**Required work**:
Answer these questions from the article on Iraq and Iran that follows:
1. What award did Fallows earn for "The Fifty-First State"?
2. Who is credited with the name "Shiastan" for a southern region of Iraq?
3. From what city did Fallows correspond by email?

James Fallows Tackles the Dilemmas Posed by Iran and
Iraq

Five years after September 11, the United States is engaged in a
war most Americans now feel was unnecessary and most military
experts now acknowledge cannot be “won” in any traditional sense of
the word. But just as we confront the difficulties and problems
associated with the war in Iraq, we cannot escape the looming
specter of a nuclear-armed Iran. Where do we go from here?

In his new book, Blind Into Baghdad: America’s War in Iraq,
Atlantic Monthly writer James
Fallows
stops short of supplying a straightforward
answer to this question. But he does sort through the issues
surrounding it with a minimum of cant and a maximum of insight and
common sense. The book is a collection of essays culled from the
pages of the Atlantic in the order in which they were
published. The most remarkable of these, “The
Fifty-First State
,” went to print in November 2002 and earned
Fallows a National Magazine Award. Reading it is an eerie
experience: It predicts, with pinpoint accuracy, most of what has
occurred in Iraq since the invasion in March 2003. The rest of the
essays in Blind Into Baghdad are distinguished by the same
searching intelligence, breadth of sources, and foresight.
Recently, Fallows corresponded with me by email from Shanghai.

There is a growing call for partition in Iraq, with
Kurdistan in the north, some sort of Sunni state in the middle, and
Shiastan (as former U.S. ambassador Peter Galbraith calls it) in
the south. What do you think about that?

Regardless of its theoretical desirability, that seems to be
where things are headed. One can think of lots of arguments against
a partition of the country: the oil isn’t evenly distributed, so
there would be obvious economic problems; much of the center of the
country previously had mixed Sunni-Shiite populations, so it
wouldn’t lend itself to a neat division without moving a lot of
people around; apart from the Kurds, many Iraqis seem to have
valued the idea of one unified country; and so on.

But the logic of events seems to be moving the other way. The
Kurds have maintained de facto separation. Ethnically based
militias have greatly intensified divisions and hatred among the
Arab Iraqis. Very few truly national institutions seem to have
emerged. The military and diplomatic cost of holding the country
together may simply make that prospect moot.

Will Turkey intervene to discourage its own Kurdish
population from seeking independence? Will we see a massive
bloodbath over control of oil and water?

It’s impossible to be sure about this. But if the last four
years in and around Iraq have illustrated anything, it’s dangerous
to roll the dice and assume that everything will be okay.
Certainly, the Turks have indicated that they view it as a matter
of first priority that the Iraqi Kurds not be allowed to establish
an officially independent state. Whether that Turkish stance is a
negotiating ploy or a genuine statement of their intentions we
can’t be sure. But it would be reckless simply to assume that they
don’t mean it.

Do we stay in Iraq, or do we leave? Do we stay in some
limited capacity? Do we increase the number of troops?

This has become the classic “there’s no good answer” question.

[Listings of boxed layout items]

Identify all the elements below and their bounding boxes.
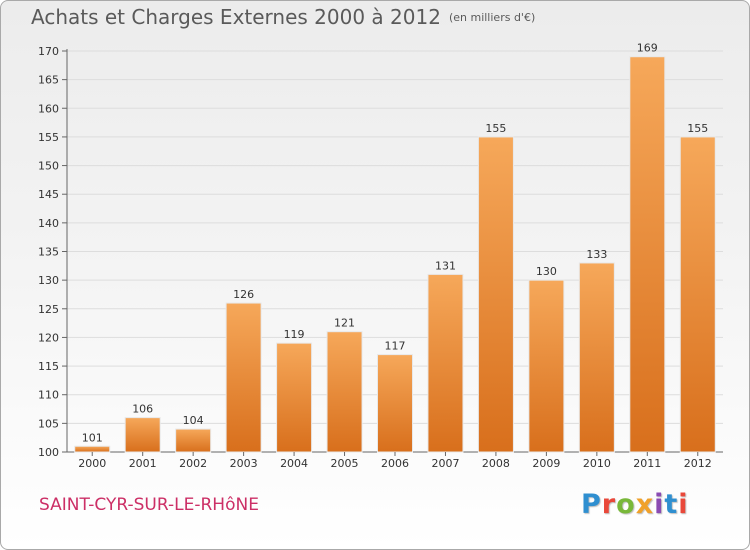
bar-value-label: 155 [687, 122, 708, 135]
y-tick-label: 130 [38, 274, 59, 287]
x-tick-label: 2011 [633, 457, 661, 470]
x-tick-label: 2008 [482, 457, 510, 470]
bar [477, 136, 514, 453]
y-tick-label: 145 [38, 188, 59, 201]
logo-letter: t [664, 489, 679, 520]
bar-value-label: 106 [132, 403, 153, 416]
bar [377, 354, 413, 453]
bar-value-label: 121 [334, 317, 355, 330]
x-tick-label: 2001 [129, 457, 157, 470]
y-tick-label: 115 [38, 360, 59, 373]
chart-title: Achats et Charges Externes 2000 à 2012 (e… [31, 5, 535, 29]
bar-value-label: 130 [536, 265, 557, 278]
bar [427, 273, 464, 453]
logo-letter: o [616, 489, 636, 520]
bar [175, 428, 212, 453]
x-tick-label: 2002 [179, 457, 207, 470]
bar-value-label: 133 [586, 248, 607, 261]
y-tick-label: 155 [38, 131, 59, 144]
bar [679, 136, 716, 453]
bar [578, 262, 615, 453]
logo-letter: x [635, 489, 655, 520]
proxiti-logo: Proxiti [581, 489, 689, 520]
logo-letter: i [678, 489, 689, 520]
bar-value-label: 119 [284, 328, 305, 341]
logo-letter: P [581, 489, 602, 520]
x-tick-label: 2004 [280, 457, 308, 470]
x-tick-label: 2000 [78, 457, 106, 470]
y-tick-label: 135 [38, 246, 59, 259]
bar [276, 342, 313, 453]
logo-letter: i [654, 489, 665, 520]
bar-value-label: 101 [82, 431, 103, 444]
y-tick-label: 160 [38, 102, 59, 115]
place-name: SAINT-CYR-SUR-LE-RHôNE [39, 495, 259, 515]
bar-value-label: 155 [485, 122, 506, 135]
y-tick-label: 165 [38, 74, 59, 87]
bar [528, 279, 565, 453]
bar [225, 302, 262, 453]
y-tick-label: 125 [38, 303, 59, 316]
bar-value-label: 169 [637, 42, 658, 55]
y-tick-label: 170 [38, 45, 59, 58]
bar-value-label: 126 [233, 288, 254, 301]
bar-value-label: 104 [183, 414, 204, 427]
bar-value-label: 117 [385, 340, 406, 353]
y-tick-label: 120 [38, 331, 59, 344]
x-tick-label: 2005 [331, 457, 359, 470]
x-tick-label: 2012 [684, 457, 712, 470]
logo-letter: r [601, 489, 617, 520]
y-tick-label: 110 [38, 389, 59, 402]
y-tick-label: 105 [38, 417, 59, 430]
chart-subtitle: (en milliers d'€) [448, 11, 536, 24]
x-tick-label: 2009 [532, 457, 560, 470]
y-tick-label: 100 [38, 446, 59, 459]
x-tick-label: 2007 [431, 457, 459, 470]
bar [629, 56, 666, 453]
x-tick-label: 2003 [230, 457, 258, 470]
x-tick-label: 2010 [583, 457, 611, 470]
bar [74, 445, 111, 453]
y-tick-label: 140 [38, 217, 59, 230]
y-tick-label: 150 [38, 160, 59, 173]
bar [326, 331, 363, 453]
chart-title-text: Achats et Charges Externes 2000 à 2012 [31, 5, 441, 29]
bar-value-label: 131 [435, 259, 456, 272]
bar [124, 417, 161, 453]
x-tick-label: 2006 [381, 457, 409, 470]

**Reply to the exercise**:
1. A National Magazine Award.
2. Former U.S. ambassador Peter Galbraith.
3. Shanghai.